Quote the listing below without changes, starting at its first line and stopping after the line that contains "table-row[interactable]: 뒤판 무".

___ GIVEN INFORMATION

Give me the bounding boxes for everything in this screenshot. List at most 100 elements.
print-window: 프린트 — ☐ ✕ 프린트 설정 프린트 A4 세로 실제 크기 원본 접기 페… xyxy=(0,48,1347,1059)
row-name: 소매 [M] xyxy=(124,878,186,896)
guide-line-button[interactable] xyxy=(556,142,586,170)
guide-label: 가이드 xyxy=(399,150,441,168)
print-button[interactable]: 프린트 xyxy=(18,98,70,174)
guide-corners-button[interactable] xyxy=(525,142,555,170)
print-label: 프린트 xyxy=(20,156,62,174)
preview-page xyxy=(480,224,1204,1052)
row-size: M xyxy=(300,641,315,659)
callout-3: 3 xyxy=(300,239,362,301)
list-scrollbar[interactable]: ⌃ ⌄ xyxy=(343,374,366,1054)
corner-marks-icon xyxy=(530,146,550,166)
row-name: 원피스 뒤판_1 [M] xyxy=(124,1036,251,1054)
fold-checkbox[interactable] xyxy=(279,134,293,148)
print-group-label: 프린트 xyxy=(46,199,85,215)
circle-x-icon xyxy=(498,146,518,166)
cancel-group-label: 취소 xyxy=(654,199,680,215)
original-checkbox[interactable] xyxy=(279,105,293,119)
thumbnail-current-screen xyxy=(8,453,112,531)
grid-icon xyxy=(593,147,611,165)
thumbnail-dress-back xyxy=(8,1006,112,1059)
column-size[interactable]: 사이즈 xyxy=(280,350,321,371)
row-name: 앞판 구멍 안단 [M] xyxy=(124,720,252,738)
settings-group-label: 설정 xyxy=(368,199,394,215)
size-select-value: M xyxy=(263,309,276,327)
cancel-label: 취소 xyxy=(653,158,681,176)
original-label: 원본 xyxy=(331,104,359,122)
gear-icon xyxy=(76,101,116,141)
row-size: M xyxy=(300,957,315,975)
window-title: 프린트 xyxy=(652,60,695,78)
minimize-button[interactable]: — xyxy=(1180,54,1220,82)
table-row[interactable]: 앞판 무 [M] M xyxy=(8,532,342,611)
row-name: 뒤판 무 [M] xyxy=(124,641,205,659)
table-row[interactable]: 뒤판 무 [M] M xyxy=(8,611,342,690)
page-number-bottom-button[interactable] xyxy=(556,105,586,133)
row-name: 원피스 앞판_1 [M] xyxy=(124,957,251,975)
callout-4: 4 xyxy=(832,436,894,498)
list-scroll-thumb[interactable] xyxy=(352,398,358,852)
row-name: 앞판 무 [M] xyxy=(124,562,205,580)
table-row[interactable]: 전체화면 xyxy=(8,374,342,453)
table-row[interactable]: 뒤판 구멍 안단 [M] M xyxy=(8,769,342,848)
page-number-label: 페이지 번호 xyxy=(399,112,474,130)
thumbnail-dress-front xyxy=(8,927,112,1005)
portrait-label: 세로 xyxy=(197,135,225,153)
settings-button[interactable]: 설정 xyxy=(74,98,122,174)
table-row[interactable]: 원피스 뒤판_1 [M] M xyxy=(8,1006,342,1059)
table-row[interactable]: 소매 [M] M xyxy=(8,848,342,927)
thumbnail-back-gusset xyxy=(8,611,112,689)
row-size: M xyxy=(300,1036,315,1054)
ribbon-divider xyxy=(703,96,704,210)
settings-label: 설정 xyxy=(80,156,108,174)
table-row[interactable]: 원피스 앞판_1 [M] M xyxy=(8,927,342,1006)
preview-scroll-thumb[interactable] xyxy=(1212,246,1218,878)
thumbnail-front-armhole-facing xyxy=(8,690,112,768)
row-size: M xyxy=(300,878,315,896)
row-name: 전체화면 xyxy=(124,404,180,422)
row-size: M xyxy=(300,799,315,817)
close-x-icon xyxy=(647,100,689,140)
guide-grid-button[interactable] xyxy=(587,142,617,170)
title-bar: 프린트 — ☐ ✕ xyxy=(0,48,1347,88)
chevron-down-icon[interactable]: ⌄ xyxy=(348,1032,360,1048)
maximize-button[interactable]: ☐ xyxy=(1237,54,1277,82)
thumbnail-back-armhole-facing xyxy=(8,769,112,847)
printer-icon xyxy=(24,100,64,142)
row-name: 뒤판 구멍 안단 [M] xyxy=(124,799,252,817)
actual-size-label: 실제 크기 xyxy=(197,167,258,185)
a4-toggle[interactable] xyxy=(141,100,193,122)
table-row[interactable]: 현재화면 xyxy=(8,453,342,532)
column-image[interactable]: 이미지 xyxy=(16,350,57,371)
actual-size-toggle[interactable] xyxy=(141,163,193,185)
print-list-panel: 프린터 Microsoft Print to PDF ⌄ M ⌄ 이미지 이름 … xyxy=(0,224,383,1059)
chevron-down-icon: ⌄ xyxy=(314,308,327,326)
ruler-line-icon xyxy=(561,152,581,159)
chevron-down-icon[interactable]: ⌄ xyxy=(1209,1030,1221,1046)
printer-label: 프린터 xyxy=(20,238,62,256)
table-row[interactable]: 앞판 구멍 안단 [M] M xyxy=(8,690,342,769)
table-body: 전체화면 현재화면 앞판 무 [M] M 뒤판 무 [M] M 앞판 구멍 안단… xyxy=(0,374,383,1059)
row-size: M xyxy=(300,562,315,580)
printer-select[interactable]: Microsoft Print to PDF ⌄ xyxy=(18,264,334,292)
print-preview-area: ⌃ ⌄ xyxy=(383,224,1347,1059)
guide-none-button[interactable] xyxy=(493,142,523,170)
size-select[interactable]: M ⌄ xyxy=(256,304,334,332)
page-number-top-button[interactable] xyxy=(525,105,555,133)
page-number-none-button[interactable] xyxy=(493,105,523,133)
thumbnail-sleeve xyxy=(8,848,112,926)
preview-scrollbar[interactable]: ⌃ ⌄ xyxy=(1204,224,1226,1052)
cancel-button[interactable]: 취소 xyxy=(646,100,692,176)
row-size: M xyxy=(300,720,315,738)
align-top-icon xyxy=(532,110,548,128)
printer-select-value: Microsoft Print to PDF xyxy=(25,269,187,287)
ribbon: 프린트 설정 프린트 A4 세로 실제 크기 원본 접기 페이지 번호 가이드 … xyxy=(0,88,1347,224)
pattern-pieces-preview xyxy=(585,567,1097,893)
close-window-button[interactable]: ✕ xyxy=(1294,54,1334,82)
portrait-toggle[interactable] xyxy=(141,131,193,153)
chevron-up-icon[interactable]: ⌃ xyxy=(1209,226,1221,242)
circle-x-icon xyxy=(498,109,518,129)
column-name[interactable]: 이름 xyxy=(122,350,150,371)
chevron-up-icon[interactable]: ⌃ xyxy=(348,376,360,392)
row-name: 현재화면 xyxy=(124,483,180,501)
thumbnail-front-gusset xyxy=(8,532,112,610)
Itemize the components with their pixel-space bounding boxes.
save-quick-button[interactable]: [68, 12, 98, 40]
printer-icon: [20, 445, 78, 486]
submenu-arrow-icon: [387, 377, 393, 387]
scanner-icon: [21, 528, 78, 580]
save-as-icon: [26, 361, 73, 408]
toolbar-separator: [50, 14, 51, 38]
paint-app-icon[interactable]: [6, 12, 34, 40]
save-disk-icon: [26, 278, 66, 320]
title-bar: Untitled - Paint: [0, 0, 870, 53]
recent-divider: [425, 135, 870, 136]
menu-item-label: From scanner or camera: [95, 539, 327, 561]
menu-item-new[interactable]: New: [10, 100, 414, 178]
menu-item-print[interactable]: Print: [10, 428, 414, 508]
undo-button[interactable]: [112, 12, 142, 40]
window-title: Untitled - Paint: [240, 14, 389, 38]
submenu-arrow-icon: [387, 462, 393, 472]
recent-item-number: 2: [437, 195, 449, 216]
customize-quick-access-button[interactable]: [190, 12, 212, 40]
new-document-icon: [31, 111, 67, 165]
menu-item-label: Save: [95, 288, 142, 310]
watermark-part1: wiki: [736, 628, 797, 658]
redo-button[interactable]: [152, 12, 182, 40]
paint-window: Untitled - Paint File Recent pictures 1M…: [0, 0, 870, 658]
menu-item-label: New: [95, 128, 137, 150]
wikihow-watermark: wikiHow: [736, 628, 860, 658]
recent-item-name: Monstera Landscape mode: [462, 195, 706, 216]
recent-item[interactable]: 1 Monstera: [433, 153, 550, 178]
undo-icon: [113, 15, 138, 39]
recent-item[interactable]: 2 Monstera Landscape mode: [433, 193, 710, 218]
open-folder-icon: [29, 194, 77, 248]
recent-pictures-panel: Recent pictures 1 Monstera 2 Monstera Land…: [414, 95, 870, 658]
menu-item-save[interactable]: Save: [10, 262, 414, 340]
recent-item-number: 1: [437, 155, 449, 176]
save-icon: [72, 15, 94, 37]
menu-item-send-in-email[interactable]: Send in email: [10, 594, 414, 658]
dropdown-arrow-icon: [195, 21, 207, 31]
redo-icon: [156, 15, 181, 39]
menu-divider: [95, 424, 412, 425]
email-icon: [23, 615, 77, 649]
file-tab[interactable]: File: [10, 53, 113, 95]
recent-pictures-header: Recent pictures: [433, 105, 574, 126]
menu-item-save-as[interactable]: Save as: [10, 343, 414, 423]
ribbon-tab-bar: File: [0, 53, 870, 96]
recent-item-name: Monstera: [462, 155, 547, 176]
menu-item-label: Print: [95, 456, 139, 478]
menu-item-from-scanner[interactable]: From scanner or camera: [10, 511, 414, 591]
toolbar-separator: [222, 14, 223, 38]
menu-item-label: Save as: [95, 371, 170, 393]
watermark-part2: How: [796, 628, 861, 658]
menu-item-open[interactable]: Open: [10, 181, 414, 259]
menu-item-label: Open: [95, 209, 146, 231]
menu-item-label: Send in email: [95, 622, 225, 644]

______

#### [RESPONSE BELOW]
Give me the bounding boxes for everything in this screenshot. List at most 100 elements.
print-window: 프린트 — ☐ ✕ 프린트 설정 프린트 A4 세로 실제 크기 원본 접기 페… xyxy=(0,48,1347,1059)
row-name: 소매 [M] xyxy=(124,878,186,896)
guide-line-button[interactable] xyxy=(556,142,586,170)
guide-label: 가이드 xyxy=(399,150,441,168)
print-button[interactable]: 프린트 xyxy=(18,98,70,174)
guide-corners-button[interactable] xyxy=(525,142,555,170)
print-label: 프린트 xyxy=(20,156,62,174)
preview-page xyxy=(480,224,1204,1052)
row-size: M xyxy=(300,641,315,659)
callout-3: 3 xyxy=(300,239,362,301)
list-scrollbar[interactable]: ⌃ ⌄ xyxy=(343,374,366,1054)
corner-marks-icon xyxy=(530,146,550,166)
row-name: 원피스 뒤판_1 [M] xyxy=(124,1036,251,1054)
fold-checkbox[interactable] xyxy=(279,134,293,148)
print-group-label: 프린트 xyxy=(46,199,85,215)
circle-x-icon xyxy=(498,146,518,166)
cancel-group-label: 취소 xyxy=(654,199,680,215)
original-checkbox[interactable] xyxy=(279,105,293,119)
thumbnail-current-screen xyxy=(8,453,112,531)
grid-icon xyxy=(593,147,611,165)
thumbnail-dress-back xyxy=(8,1006,112,1059)
column-size[interactable]: 사이즈 xyxy=(280,350,321,371)
row-name: 앞판 구멍 안단 [M] xyxy=(124,720,252,738)
settings-group-label: 설정 xyxy=(368,199,394,215)
size-select-value: M xyxy=(263,309,276,327)
cancel-label: 취소 xyxy=(653,158,681,176)
original-label: 원본 xyxy=(331,104,359,122)
gear-icon xyxy=(76,101,116,141)
row-size: M xyxy=(300,957,315,975)
window-title: 프린트 xyxy=(652,60,695,78)
minimize-button[interactable]: — xyxy=(1180,54,1220,82)
table-row[interactable]: 앞판 무 [M] M xyxy=(8,532,342,611)
row-name: 뒤판 무 [M] xyxy=(124,641,205,659)
table-row[interactable]: 뒤판 무 [M] M xyxy=(8,611,342,690)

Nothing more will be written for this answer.